§ **MATERIAL PROVIDED**:
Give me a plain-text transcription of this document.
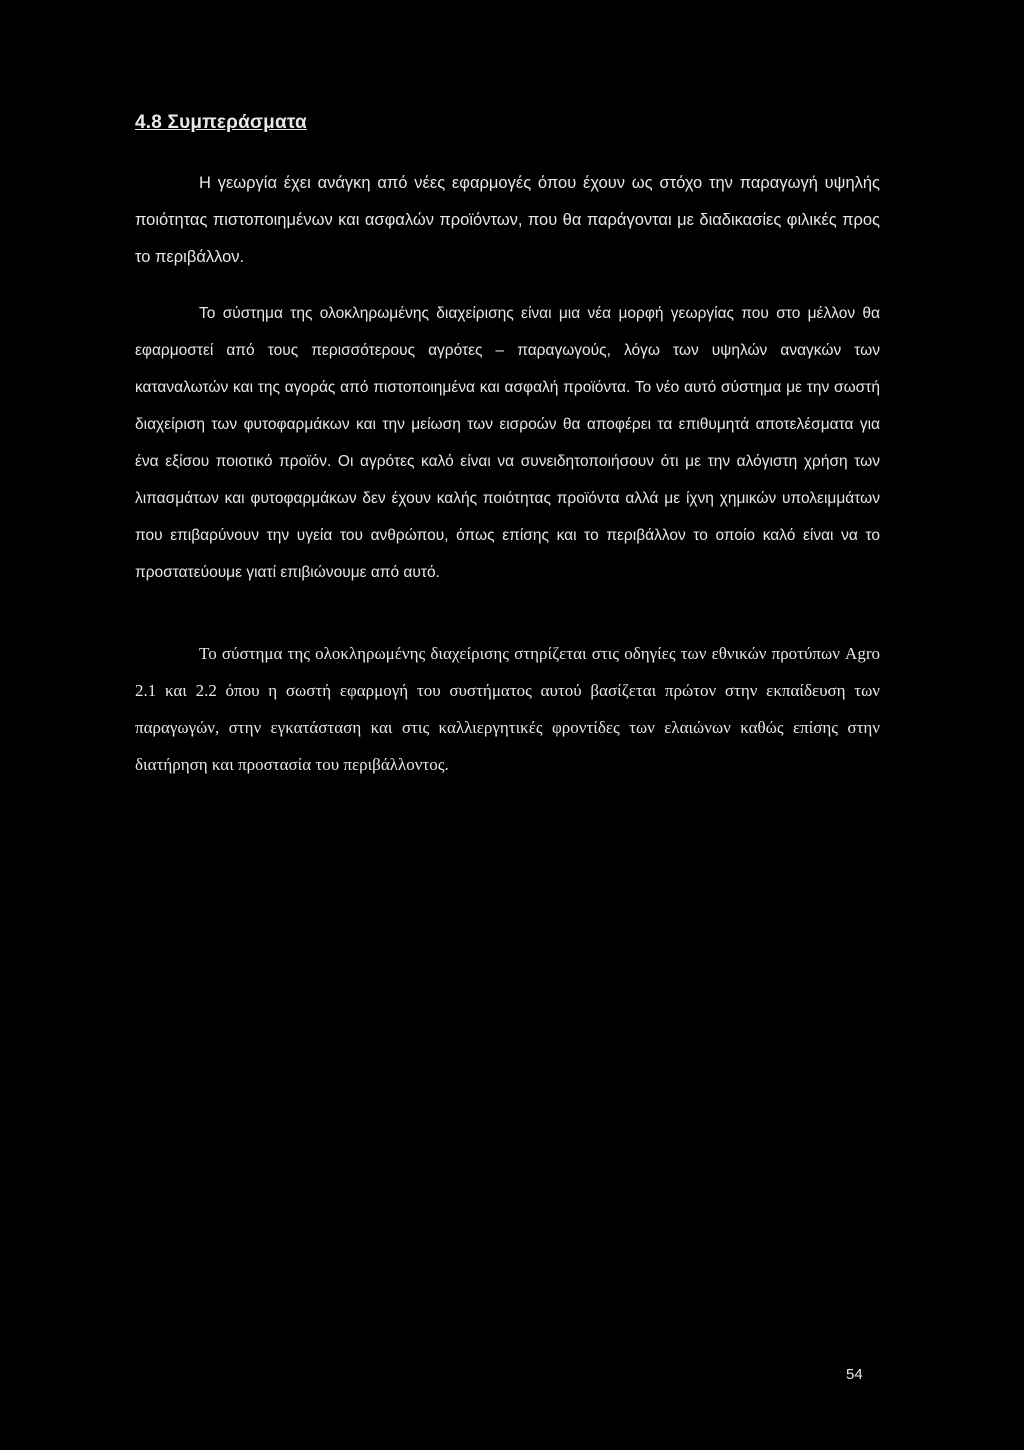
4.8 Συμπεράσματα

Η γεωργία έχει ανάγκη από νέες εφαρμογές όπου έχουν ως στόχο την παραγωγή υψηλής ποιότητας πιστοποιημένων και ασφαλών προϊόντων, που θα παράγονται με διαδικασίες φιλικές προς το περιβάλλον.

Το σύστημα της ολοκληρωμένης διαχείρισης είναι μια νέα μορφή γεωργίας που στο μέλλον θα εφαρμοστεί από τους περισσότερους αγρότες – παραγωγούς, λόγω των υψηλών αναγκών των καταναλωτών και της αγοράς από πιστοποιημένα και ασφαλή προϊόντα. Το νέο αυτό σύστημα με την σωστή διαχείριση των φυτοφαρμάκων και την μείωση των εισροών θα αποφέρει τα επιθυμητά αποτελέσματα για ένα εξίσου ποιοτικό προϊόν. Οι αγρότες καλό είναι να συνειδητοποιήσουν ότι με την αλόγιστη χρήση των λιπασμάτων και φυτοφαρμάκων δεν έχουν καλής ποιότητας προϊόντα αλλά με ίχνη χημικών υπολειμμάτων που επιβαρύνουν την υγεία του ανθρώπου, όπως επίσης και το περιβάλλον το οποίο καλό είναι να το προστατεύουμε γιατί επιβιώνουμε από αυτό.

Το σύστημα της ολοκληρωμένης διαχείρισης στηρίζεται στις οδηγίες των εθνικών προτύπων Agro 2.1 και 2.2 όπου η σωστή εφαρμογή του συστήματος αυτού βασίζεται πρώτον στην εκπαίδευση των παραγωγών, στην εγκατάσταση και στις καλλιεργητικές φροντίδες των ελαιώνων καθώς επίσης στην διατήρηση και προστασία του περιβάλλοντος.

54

§ **DO THIS**: Sift the material for lines with the string "σωστή". Copy each one found.

§ **THE RESPONSE**:
Το σύστημα της ολοκληρωμένης διαχείρισης είναι μια νέα μορφή γεωργίας που στο μέλλον θα εφαρμοστεί από τους περισσότερους αγρότες – παραγωγούς, λόγω των υψηλών αναγκών των καταναλωτών και της αγοράς από πιστοποιημένα και ασφαλή προϊόντα. Το νέο αυτό σύστημα με την σωστή διαχείριση των φυτοφαρμάκων και την μείωση των εισροών θα αποφέρει τα επιθυμητά αποτελέσματα για ένα εξίσου ποιοτικό προϊόν. Οι αγρότες καλό είναι να συνειδητοποιήσουν ότι με την αλόγιστη χρήση των λιπασμάτων και φυτοφαρμάκων δεν έχουν καλής ποιότητας προϊόντα αλλά με ίχνη χημικών υπολειμμάτων που επιβαρύνουν την υγεία του ανθρώπου, όπως επίσης και το περιβάλλον το οποίο καλό είναι να το προστατεύουμε γιατί επιβιώνουμε από αυτό.
Το σύστημα της ολοκληρωμένης διαχείρισης στηρίζεται στις οδηγίες των εθνικών προτύπων Agro 2.1 και 2.2 όπου η σωστή εφαρμογή του συστήματος αυτού βασίζεται πρώτον στην εκπαίδευση των παραγωγών, στην εγκατάσταση και στις καλλιεργητικές φροντίδες των ελαιώνων καθώς επίσης στην διατήρηση και προστασία του περιβάλλοντος.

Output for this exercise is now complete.